▶ [Problem statement]: Gather every line below where "牛志刚表示" appears.

=== Provided records ===

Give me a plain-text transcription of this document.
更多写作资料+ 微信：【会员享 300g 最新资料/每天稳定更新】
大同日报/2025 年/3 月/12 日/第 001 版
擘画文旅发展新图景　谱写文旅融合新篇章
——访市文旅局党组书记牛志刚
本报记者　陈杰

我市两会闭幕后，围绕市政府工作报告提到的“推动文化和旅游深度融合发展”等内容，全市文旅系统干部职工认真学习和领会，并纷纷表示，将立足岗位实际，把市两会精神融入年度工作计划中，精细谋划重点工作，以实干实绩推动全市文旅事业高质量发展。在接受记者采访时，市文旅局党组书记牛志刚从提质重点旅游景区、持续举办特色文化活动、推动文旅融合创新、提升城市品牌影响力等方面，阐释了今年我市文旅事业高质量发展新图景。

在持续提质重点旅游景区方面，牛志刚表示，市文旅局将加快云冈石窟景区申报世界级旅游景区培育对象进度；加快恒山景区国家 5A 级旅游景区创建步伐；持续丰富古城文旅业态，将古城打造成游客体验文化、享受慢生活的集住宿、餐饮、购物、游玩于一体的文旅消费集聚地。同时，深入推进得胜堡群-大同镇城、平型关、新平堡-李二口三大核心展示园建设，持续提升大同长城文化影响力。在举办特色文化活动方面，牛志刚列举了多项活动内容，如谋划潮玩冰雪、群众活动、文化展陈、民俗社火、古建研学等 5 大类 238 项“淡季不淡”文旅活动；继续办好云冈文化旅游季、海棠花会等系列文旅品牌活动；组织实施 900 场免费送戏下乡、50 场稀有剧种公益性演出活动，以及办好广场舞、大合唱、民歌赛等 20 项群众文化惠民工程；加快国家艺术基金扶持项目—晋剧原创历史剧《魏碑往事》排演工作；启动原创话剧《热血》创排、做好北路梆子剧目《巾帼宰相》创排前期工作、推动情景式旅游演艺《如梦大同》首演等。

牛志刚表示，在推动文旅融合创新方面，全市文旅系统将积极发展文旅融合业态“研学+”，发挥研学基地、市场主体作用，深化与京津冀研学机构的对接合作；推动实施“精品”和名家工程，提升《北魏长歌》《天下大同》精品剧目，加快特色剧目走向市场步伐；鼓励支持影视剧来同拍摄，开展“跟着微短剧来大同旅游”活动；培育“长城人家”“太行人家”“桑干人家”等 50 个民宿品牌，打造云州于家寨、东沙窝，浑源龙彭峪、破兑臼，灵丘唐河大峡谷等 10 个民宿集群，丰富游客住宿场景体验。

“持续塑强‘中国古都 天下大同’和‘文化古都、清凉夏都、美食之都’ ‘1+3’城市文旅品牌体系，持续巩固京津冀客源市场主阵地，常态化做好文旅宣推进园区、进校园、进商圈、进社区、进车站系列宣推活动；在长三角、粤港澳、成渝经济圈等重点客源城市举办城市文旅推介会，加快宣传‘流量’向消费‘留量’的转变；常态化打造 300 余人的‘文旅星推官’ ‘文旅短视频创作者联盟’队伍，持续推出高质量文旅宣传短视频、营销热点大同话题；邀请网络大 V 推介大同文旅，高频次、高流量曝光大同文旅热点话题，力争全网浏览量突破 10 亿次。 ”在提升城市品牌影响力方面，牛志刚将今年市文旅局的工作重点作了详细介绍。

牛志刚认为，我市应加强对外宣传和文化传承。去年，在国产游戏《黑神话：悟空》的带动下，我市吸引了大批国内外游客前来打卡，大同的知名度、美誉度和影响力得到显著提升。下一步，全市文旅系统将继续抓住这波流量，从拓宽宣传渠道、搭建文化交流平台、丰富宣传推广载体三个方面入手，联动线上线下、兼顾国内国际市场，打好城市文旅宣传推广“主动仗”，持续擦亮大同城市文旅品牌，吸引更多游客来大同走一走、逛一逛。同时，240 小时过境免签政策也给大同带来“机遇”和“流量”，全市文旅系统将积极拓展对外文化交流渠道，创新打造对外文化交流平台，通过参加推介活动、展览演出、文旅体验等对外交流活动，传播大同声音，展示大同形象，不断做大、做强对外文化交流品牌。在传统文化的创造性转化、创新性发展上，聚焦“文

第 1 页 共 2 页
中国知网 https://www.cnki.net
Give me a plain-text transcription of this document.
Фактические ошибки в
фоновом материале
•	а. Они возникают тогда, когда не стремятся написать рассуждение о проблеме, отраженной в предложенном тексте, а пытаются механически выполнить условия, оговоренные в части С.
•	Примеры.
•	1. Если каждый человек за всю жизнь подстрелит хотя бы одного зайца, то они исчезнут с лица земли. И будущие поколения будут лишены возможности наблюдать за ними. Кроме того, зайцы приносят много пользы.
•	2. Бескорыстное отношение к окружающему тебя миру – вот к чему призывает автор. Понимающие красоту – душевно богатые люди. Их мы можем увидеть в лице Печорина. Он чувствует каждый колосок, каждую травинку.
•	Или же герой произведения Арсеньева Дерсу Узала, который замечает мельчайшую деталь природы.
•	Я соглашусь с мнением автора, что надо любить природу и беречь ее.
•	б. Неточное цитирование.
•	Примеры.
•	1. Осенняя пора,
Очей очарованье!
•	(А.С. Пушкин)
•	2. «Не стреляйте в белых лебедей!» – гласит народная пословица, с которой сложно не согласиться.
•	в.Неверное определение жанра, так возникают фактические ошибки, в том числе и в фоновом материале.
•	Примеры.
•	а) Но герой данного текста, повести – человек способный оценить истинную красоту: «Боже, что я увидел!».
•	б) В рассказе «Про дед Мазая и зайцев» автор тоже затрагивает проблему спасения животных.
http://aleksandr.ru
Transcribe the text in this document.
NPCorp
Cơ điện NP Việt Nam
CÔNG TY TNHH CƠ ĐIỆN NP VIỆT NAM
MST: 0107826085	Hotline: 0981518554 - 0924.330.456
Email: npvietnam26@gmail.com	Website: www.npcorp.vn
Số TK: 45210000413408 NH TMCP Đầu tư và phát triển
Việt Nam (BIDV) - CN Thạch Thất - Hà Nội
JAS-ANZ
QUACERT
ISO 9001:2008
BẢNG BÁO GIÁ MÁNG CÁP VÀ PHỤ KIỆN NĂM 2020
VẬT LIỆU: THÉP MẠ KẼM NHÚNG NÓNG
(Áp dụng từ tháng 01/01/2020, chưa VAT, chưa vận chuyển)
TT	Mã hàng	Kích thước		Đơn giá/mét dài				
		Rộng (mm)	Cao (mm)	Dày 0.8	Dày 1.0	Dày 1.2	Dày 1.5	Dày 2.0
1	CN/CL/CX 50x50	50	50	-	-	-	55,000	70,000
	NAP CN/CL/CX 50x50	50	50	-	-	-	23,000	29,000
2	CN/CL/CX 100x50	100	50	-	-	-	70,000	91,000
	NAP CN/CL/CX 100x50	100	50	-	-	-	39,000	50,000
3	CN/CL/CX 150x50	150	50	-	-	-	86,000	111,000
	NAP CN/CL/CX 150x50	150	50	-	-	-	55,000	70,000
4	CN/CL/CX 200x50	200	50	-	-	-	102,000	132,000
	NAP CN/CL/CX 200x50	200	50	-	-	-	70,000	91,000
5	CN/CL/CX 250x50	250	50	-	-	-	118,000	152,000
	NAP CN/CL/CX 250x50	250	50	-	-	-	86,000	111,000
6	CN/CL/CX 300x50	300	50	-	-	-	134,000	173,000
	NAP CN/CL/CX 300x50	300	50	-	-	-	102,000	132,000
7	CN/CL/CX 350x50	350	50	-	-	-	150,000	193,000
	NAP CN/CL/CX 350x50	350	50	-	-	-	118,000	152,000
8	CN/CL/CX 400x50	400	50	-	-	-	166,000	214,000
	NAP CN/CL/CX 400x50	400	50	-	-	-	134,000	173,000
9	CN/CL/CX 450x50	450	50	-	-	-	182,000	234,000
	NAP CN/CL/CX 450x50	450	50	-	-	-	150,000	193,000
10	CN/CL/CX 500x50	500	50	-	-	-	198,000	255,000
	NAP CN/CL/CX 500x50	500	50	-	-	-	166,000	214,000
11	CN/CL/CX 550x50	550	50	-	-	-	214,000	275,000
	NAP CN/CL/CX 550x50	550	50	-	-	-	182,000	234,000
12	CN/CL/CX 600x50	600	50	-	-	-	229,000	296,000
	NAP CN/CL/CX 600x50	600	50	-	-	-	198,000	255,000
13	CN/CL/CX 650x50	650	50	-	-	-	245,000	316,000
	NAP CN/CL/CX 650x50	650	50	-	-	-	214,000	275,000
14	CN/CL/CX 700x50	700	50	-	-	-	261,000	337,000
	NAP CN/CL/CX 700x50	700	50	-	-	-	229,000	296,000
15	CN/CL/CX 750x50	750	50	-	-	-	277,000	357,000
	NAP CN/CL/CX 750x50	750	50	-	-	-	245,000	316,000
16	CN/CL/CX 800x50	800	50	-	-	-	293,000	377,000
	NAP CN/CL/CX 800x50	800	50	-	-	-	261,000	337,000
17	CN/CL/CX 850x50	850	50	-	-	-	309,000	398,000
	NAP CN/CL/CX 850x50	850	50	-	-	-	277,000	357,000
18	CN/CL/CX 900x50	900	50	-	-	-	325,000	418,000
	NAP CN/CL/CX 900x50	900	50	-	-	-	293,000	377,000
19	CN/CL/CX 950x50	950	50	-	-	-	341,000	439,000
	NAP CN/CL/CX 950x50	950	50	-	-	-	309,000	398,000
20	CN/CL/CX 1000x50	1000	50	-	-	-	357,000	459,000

===

▶ [Final answer]:
在持续提质重点旅游景区方面，牛志刚表示，市文旅局将加快云冈石窟景区申报世界级旅游景区培育对象进度；加快恒山景区国家 5A 级旅游景区创建步伐；持续丰富古城文旅业态，将古城打造成游客体验文化、享受慢生活的集住宿、餐饮、购物、游玩于一体的文旅消费集聚地。同时，深入推进得胜堡群-大同镇城、平型关、新平堡-李二口三大核心展示园建设，持续提升大同长城文化影响力。在举办特色文化活动方面，牛志刚列举了多项活动内容，如谋划潮玩冰雪、群众活动、文化展陈、民俗社火、古建研学等 5 大类 238 项“淡季不淡”文旅活动；继续办好云冈文化旅游季、海棠花会等系列文旅品牌活动；组织实施 900 场免费送戏下乡、50 场稀有剧种公益性演出活动，以及办好广场舞、大合唱、民歌赛等 20 项群众文化惠民工程；加快国家艺术基金扶持项目—晋剧原创历史剧《魏碑往事》排演工作；启动原创话剧《热血》创排、做好北路梆子剧目《巾帼宰相》创排前期工作、推动情景式旅游演艺《如梦大同》首演等。
牛志刚表示，在推动文旅融合创新方面，全市文旅系统将积极发展文旅融合业态“研学+”，发挥研学基地、市场主体作用，深化与京津冀研学机构的对接合作；推动实施“精品”和名家工程，提升《北魏长歌》《天下大同》精品剧目，加快特色剧目走向市场步伐；鼓励支持影视剧来同拍摄，开展“跟着微短剧来大同旅游”活动；培育“长城人家”“太行人家”“桑干人家”等 50 个民宿品牌，打造云州于家寨、东沙窝，浑源龙彭峪、破兑臼，灵丘唐河大峡谷等 10 个民宿集群，丰富游客住宿场景体验。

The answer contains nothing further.